═════ RECORD EXCERPTS

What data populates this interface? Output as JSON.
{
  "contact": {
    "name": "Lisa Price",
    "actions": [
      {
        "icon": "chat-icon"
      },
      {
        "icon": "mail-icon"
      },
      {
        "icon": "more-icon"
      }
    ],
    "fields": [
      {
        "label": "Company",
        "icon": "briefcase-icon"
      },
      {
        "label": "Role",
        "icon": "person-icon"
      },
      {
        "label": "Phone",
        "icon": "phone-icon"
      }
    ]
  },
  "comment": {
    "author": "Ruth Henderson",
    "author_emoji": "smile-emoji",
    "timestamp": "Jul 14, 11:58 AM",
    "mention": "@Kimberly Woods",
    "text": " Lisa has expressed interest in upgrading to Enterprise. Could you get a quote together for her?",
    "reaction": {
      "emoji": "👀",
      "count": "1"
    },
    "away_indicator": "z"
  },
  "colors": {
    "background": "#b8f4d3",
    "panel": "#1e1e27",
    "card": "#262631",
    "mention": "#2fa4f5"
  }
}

══════════

## AIM OF THE TASK:
Go through the listing above and return every line where the word "mention" occurs.

## THE OUTPUT:
    "mention": "@Kimberly Woods",
    "mention": "#2fa4f5"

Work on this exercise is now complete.